Write out the material below again, unchanged.

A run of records
::::::::::
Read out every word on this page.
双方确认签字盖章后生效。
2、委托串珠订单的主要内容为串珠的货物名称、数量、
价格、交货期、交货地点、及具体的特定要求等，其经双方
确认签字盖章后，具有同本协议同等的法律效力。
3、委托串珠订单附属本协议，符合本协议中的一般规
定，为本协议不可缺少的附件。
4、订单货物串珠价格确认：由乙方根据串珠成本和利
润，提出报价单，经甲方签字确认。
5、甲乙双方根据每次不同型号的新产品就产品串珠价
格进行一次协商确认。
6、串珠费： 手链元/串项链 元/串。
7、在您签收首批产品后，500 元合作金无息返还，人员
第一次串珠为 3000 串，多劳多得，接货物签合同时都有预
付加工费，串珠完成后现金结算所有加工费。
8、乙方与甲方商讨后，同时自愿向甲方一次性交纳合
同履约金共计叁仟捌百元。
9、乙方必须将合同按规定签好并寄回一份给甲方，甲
::::::::::
**EXERCISE RESPONSE**
Read out every word on this page.
双方确认签字盖章后生效。
2、委托串珠订单的主要内容为串珠的货物名称、数量、
价格、交货期、交货地点、及具体的特定要求等，其经双方
确认签字盖章后，具有同本协议同等的法律效力。
3、委托串珠订单附属本协议，符合本协议中的一般规
定，为本协议不可缺少的附件。
4、订单货物串珠价格确认：由乙方根据串珠成本和利
润，提出报价单，经甲方签字确认。
5、甲乙双方根据每次不同型号的新产品就产品串珠价
格进行一次协商确认。
6、串珠费： 手链元/串项链 元/串。
7、在您签收首批产品后，500 元合作金无息返还，人员
第一次串珠为 3000 串，多劳多得，接货物签合同时都有预
付加工费，串珠完成后现金结算所有加工费。
8、乙方与甲方商讨后，同时自愿向甲方一次性交纳合
同履约金共计叁仟捌百元。
9、乙方必须将合同按规定签好并寄回一份给甲方，甲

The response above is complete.